Problem statement:
Copy out the entries word for word: the stretch from their first line through the line containing "- sort-ascending-icon: ^: [190, 97, 198, 107]", both ends included.

# Start of Extracted information

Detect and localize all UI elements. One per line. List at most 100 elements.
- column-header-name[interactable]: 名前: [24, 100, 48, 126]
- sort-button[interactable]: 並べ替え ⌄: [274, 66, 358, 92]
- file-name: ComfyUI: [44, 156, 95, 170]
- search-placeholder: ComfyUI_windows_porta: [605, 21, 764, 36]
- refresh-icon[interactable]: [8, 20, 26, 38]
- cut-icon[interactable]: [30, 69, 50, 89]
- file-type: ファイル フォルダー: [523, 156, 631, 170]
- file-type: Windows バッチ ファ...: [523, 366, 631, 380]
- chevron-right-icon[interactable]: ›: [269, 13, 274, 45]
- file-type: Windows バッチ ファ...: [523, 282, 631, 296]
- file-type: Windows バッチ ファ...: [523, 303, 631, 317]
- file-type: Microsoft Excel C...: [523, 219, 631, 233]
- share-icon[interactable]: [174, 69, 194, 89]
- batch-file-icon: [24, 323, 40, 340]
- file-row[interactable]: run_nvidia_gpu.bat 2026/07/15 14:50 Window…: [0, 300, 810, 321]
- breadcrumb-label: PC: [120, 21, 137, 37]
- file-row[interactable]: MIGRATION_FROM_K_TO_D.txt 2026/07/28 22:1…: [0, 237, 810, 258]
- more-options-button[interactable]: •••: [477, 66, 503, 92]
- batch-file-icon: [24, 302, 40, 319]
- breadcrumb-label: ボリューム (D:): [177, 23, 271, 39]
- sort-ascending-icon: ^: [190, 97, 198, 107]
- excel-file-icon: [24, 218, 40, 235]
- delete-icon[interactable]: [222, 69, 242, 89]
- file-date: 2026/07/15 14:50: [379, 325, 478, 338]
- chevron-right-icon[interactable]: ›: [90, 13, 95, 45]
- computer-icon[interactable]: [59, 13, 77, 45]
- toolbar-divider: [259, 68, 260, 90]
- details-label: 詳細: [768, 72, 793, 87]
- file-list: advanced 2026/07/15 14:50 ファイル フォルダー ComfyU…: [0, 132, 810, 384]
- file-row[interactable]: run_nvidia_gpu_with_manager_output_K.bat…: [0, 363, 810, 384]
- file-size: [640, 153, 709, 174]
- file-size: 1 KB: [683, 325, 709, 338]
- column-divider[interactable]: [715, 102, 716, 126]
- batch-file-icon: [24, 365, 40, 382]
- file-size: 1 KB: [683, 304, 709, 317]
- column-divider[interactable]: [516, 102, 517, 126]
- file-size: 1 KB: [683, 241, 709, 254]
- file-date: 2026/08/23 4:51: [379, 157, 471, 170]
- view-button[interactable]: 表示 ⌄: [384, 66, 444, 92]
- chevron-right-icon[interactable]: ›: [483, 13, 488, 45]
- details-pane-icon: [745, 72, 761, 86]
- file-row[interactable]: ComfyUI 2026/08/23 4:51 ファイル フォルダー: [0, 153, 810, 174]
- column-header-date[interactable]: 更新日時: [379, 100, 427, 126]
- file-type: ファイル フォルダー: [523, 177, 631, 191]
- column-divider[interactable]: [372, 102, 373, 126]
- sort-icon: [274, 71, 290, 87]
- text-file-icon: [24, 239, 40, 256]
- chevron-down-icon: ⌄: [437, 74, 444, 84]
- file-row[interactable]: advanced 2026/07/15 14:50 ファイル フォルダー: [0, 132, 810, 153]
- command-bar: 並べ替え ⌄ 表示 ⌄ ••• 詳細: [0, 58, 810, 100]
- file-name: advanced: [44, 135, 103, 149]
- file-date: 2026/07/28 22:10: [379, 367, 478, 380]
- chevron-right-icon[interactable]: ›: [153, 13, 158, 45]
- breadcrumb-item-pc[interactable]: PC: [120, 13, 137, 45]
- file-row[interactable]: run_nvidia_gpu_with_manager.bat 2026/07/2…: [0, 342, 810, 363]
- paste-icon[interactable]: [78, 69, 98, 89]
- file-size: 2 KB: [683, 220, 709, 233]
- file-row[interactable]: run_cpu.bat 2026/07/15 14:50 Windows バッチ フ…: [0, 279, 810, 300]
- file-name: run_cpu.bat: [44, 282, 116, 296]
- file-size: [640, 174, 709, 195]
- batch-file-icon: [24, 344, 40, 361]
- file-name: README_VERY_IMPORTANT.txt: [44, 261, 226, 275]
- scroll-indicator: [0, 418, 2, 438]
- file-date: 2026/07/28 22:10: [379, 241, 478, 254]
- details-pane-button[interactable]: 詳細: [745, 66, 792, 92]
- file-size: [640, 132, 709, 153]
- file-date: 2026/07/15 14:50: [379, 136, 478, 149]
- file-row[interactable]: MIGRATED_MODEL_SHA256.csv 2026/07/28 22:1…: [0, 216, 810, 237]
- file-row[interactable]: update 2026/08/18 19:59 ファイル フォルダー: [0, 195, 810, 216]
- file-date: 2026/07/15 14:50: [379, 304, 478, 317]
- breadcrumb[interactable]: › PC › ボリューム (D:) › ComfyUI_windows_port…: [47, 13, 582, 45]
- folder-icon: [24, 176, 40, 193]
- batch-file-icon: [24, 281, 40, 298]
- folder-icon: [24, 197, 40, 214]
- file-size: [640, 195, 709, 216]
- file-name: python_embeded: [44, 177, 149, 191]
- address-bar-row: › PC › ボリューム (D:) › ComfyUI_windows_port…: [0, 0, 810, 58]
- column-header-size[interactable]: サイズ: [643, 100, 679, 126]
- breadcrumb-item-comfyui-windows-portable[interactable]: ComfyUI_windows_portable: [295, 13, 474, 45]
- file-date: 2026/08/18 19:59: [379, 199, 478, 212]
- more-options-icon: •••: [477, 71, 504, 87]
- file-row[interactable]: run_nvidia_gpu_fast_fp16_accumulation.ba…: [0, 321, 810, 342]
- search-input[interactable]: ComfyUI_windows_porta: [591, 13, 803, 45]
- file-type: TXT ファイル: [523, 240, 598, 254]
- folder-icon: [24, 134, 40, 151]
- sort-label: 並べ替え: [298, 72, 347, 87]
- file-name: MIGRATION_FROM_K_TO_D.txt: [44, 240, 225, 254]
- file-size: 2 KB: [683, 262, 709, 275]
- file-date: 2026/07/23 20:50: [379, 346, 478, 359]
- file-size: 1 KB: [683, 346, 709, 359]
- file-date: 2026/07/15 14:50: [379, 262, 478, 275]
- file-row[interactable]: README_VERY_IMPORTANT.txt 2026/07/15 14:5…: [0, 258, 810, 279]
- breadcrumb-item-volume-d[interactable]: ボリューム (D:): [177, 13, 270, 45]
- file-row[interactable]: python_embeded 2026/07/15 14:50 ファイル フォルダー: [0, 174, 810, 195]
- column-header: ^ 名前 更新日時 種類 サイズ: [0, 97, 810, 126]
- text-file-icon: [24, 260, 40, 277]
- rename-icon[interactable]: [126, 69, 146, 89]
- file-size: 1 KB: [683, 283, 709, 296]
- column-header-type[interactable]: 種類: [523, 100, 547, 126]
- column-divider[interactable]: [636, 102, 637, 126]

# End of Extracted information

Answer to the exercise:
Detect and localize all UI elements. One per line. List at most 100 elements.
- column-header-name[interactable]: 名前: [24, 100, 48, 126]
- sort-button[interactable]: 並べ替え ⌄: [274, 66, 358, 92]
- file-name: ComfyUI: [44, 156, 95, 170]
- search-placeholder: ComfyUI_windows_porta: [605, 21, 764, 36]
- refresh-icon[interactable]: [8, 20, 26, 38]
- cut-icon[interactable]: [30, 69, 50, 89]
- file-type: ファイル フォルダー: [523, 156, 631, 170]
- file-type: Windows バッチ ファ...: [523, 366, 631, 380]
- chevron-right-icon[interactable]: ›: [269, 13, 274, 45]
- file-type: Windows バッチ ファ...: [523, 282, 631, 296]
- file-type: Windows バッチ ファ...: [523, 303, 631, 317]
- file-type: Microsoft Excel C...: [523, 219, 631, 233]
- share-icon[interactable]: [174, 69, 194, 89]
- batch-file-icon: [24, 323, 40, 340]
- file-row[interactable]: run_nvidia_gpu.bat 2026/07/15 14:50 Window…: [0, 300, 810, 321]
- breadcrumb-label: PC: [120, 21, 137, 37]
- file-row[interactable]: MIGRATION_FROM_K_TO_D.txt 2026/07/28 22:1…: [0, 237, 810, 258]
- more-options-button[interactable]: •••: [477, 66, 503, 92]
- batch-file-icon: [24, 302, 40, 319]
- breadcrumb-label: ボリューム (D:): [177, 23, 271, 39]
- sort-ascending-icon: ^: [190, 97, 198, 107]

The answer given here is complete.